[Entries with figure data]
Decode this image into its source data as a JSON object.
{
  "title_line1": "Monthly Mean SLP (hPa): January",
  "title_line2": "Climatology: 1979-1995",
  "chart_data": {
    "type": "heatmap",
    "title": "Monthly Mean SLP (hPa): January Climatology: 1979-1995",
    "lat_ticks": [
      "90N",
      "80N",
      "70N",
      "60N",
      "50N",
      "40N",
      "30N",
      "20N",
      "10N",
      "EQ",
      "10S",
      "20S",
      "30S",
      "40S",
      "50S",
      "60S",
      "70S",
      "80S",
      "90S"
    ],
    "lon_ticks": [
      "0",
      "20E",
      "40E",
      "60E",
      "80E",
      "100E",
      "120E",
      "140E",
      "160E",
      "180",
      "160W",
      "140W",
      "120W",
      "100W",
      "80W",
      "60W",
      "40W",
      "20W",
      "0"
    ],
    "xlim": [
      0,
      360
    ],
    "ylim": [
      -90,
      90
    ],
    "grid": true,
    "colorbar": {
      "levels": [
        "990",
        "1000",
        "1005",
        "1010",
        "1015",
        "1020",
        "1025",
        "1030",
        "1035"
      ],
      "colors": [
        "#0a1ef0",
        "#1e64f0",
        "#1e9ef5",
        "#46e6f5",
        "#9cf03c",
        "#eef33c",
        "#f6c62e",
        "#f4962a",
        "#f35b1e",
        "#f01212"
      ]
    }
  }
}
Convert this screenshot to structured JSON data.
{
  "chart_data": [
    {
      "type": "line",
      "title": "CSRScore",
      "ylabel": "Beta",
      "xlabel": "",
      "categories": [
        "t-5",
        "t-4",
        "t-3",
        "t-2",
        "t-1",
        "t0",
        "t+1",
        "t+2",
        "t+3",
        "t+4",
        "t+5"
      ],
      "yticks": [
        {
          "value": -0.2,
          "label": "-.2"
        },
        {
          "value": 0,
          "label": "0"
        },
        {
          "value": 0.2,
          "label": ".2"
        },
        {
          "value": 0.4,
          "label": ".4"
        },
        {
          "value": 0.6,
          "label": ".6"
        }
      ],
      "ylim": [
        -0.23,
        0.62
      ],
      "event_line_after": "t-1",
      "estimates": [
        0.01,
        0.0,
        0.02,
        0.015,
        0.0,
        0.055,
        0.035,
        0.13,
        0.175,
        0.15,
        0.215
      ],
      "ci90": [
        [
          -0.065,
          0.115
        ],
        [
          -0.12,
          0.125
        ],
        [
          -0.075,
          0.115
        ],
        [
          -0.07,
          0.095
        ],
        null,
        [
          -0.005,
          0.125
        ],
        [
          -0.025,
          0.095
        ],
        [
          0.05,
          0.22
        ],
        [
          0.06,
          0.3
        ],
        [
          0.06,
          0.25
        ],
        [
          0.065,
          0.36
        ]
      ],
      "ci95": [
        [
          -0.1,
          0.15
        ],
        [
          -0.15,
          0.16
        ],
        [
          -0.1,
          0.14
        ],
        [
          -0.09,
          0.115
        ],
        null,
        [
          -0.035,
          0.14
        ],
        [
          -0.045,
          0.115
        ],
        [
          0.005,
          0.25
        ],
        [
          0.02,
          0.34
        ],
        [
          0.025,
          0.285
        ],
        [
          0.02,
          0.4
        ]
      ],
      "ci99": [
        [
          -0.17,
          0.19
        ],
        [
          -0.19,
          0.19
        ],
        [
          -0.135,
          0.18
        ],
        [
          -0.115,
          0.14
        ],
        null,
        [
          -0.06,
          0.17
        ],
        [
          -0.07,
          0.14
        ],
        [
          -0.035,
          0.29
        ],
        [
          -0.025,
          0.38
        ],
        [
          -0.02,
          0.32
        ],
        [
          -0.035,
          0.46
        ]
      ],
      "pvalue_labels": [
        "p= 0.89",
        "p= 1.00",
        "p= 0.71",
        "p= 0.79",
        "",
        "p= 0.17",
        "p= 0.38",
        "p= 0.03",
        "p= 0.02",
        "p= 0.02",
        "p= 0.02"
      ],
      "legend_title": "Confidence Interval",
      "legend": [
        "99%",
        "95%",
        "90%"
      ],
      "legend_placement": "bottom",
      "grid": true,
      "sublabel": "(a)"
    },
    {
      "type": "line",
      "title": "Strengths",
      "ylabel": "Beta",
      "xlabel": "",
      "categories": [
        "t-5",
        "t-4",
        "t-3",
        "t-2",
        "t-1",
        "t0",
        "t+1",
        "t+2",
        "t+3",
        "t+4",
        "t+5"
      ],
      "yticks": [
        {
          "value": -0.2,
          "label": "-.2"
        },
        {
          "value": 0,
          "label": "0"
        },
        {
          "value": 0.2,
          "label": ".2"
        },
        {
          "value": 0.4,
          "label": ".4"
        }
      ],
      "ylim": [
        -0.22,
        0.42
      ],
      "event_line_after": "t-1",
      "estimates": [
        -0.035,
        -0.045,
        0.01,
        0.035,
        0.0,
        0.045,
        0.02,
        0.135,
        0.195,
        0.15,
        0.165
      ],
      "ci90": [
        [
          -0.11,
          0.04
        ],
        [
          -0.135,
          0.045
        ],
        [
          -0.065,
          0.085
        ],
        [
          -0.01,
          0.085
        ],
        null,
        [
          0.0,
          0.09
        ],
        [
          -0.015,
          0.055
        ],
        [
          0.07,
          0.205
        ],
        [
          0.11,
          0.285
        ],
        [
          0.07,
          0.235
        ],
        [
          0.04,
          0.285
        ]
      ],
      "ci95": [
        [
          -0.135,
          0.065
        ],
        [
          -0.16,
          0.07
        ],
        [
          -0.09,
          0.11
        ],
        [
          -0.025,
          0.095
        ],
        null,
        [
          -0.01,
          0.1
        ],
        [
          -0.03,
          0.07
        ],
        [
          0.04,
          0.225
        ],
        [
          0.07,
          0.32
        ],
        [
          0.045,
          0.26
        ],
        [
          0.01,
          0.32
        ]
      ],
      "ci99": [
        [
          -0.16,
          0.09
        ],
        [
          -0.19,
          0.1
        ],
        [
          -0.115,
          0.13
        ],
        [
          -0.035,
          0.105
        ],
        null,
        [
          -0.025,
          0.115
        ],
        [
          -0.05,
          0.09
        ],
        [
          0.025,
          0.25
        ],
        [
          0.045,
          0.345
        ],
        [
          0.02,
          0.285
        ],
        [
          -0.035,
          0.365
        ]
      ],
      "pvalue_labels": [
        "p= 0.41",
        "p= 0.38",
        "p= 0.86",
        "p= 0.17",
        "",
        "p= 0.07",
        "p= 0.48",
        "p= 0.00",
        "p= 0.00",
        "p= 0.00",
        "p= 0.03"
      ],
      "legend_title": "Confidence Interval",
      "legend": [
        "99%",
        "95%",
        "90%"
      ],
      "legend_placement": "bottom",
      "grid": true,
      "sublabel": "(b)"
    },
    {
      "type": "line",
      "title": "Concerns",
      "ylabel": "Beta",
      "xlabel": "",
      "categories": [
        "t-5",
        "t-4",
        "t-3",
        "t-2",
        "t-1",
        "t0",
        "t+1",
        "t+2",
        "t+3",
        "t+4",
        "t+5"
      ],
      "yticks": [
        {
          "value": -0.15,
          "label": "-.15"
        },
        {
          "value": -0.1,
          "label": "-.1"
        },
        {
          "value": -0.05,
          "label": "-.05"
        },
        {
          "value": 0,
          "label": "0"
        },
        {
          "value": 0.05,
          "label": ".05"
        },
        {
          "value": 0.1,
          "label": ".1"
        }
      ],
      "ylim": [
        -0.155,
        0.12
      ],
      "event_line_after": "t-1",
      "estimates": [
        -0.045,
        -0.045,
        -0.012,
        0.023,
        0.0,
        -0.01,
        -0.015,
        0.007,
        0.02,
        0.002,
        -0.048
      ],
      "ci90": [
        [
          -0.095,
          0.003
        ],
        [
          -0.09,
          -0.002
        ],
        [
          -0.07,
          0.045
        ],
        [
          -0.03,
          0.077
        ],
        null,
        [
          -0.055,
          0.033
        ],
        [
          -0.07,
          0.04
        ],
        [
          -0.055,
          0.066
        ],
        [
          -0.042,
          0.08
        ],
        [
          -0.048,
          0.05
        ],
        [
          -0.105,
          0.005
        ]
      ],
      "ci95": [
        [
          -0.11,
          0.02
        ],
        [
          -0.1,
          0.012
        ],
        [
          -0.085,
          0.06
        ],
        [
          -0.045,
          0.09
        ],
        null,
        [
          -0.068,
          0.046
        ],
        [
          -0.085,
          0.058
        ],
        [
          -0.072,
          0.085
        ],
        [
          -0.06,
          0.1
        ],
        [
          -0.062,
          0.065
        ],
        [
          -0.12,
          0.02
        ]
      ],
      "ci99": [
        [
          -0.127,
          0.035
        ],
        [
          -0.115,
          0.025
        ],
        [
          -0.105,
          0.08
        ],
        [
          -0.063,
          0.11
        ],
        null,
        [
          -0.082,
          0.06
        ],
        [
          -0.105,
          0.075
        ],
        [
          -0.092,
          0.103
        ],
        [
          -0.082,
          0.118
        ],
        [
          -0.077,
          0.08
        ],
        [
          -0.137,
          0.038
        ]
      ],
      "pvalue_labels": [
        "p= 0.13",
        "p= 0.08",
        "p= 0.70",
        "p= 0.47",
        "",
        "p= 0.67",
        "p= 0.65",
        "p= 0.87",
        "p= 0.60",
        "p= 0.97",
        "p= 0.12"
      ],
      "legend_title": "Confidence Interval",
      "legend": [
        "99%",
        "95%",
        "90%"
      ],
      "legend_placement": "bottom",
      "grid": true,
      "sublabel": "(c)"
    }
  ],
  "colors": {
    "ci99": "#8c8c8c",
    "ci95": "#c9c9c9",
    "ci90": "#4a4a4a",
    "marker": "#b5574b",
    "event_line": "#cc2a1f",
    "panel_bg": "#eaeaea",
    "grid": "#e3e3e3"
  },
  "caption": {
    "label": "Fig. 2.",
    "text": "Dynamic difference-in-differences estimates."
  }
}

--

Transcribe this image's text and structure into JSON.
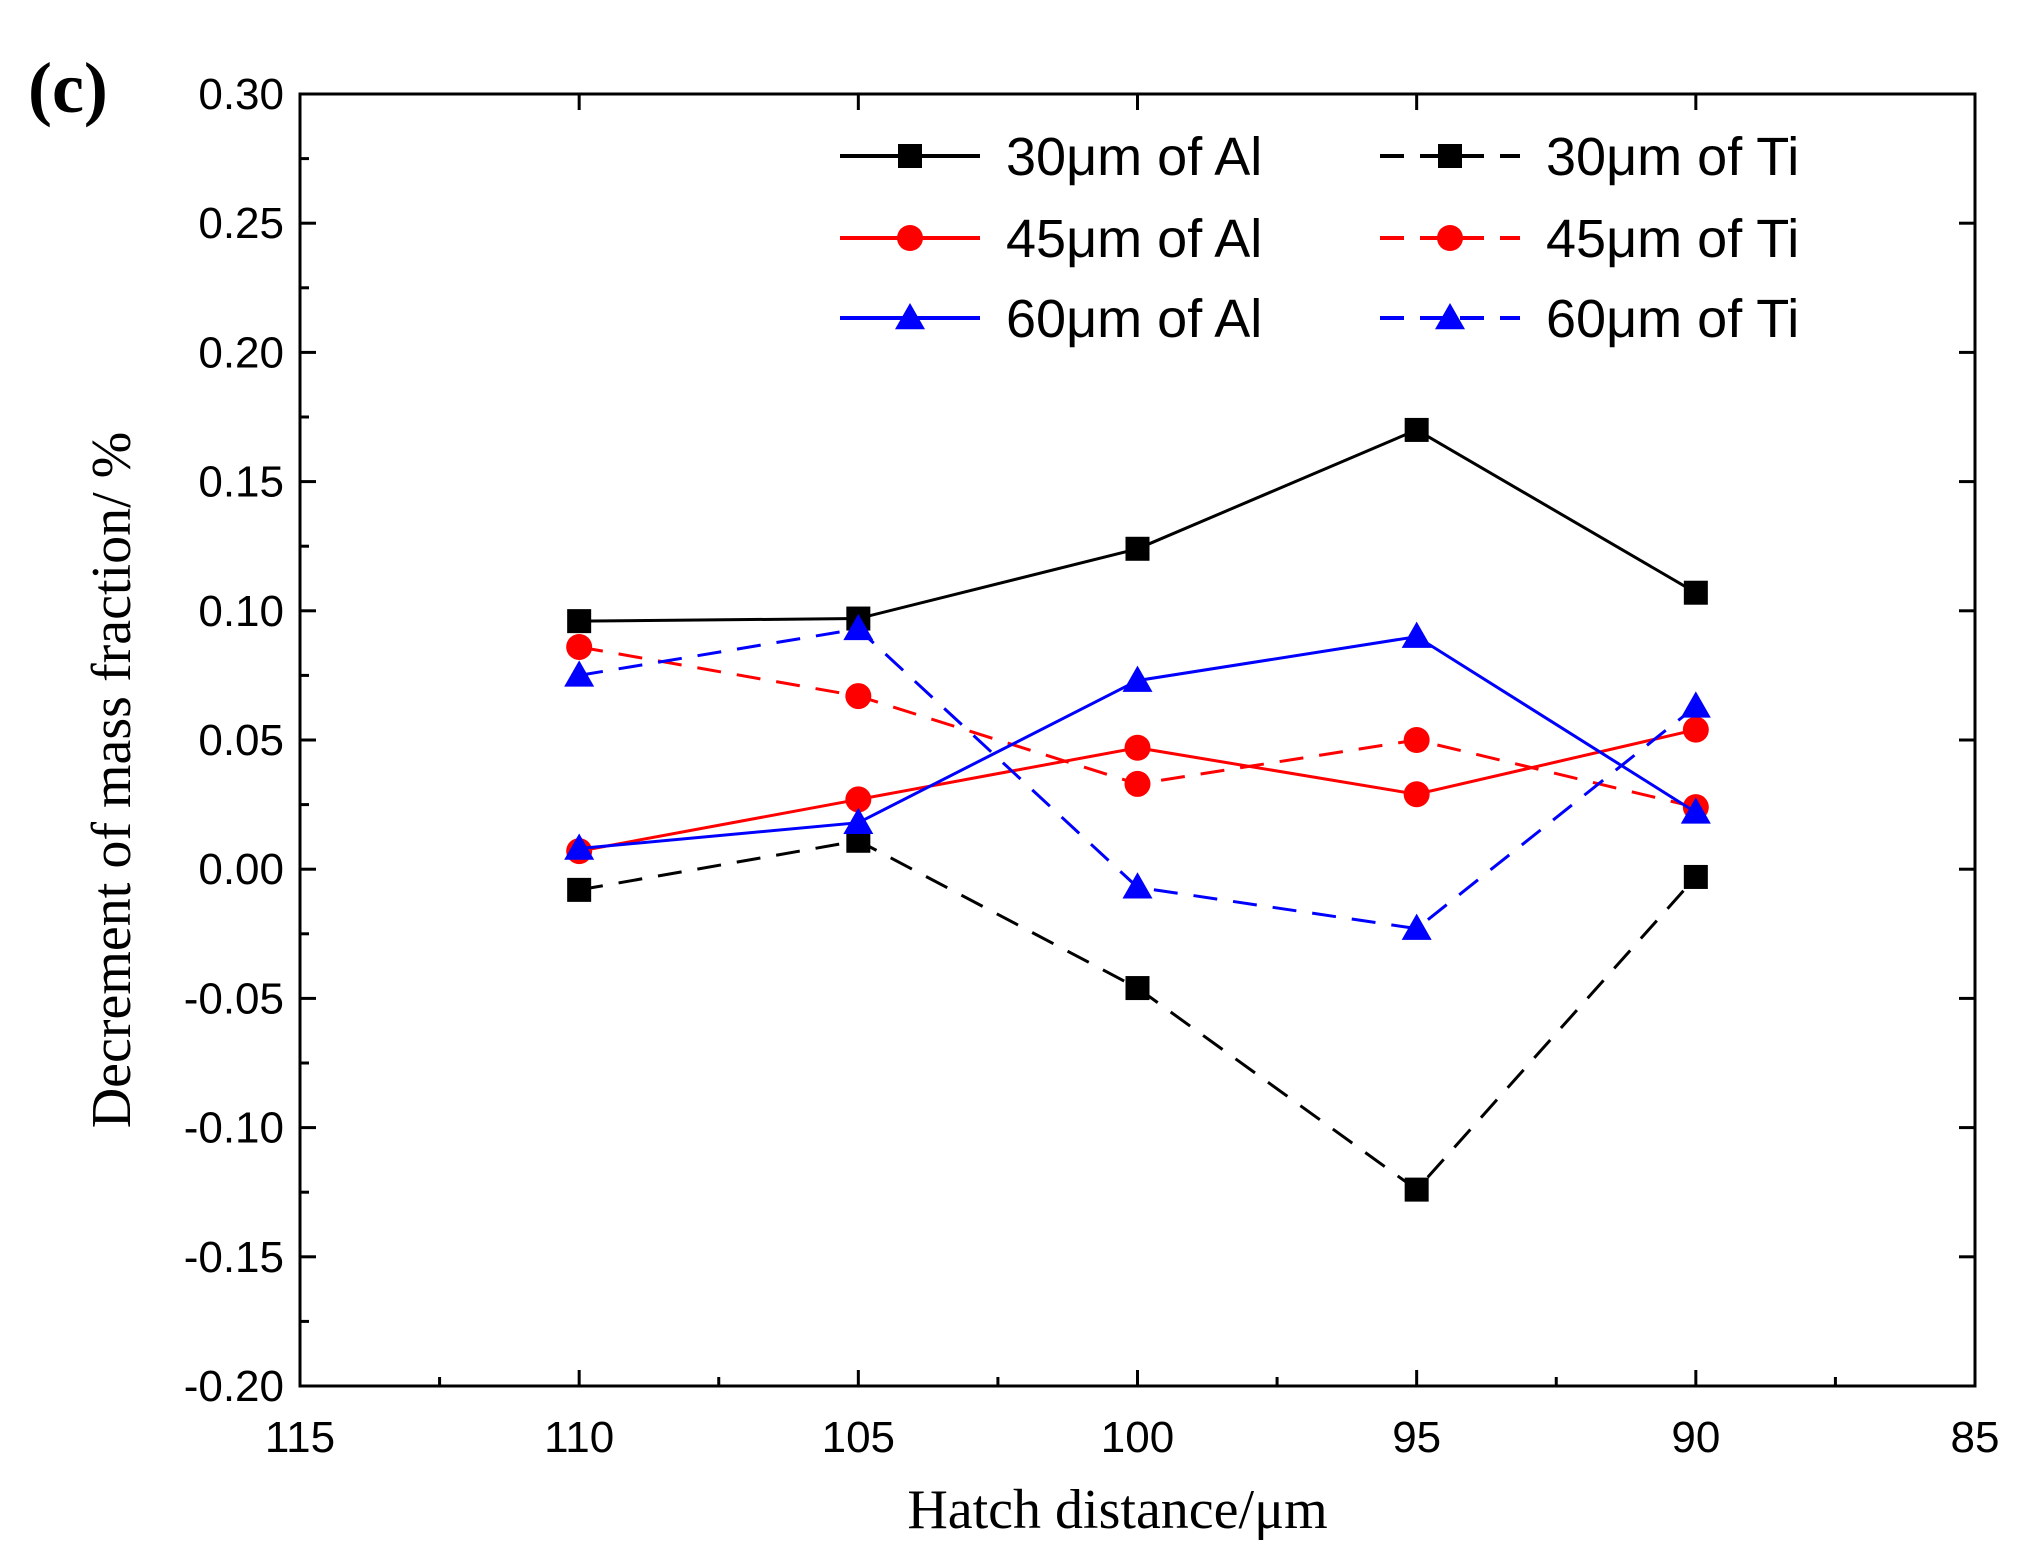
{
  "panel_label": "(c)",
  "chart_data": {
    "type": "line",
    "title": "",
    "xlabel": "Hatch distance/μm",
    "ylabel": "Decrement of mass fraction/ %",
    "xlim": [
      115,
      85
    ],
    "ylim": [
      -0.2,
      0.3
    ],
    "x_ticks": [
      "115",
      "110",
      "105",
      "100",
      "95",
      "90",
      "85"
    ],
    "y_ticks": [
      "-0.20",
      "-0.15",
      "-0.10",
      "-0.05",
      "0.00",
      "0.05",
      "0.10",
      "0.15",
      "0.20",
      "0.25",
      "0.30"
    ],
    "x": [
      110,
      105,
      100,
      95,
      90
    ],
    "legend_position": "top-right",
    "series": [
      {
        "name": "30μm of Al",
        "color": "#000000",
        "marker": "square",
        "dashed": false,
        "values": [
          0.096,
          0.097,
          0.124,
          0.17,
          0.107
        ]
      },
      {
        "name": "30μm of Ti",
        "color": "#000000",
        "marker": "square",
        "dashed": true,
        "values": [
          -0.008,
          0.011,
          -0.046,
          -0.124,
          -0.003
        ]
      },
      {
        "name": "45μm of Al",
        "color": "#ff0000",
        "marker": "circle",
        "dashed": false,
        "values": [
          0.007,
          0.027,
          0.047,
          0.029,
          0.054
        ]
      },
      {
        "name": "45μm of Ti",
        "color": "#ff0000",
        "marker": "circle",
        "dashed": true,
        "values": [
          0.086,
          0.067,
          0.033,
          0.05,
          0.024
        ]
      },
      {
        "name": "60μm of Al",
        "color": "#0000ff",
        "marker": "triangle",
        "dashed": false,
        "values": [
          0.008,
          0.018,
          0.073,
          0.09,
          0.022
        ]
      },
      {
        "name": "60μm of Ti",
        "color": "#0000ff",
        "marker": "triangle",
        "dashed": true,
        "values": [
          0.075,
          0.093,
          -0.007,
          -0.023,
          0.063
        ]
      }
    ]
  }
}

The problem: Only the number is required: the count of lines containing the word "Mean".

Correct output: 2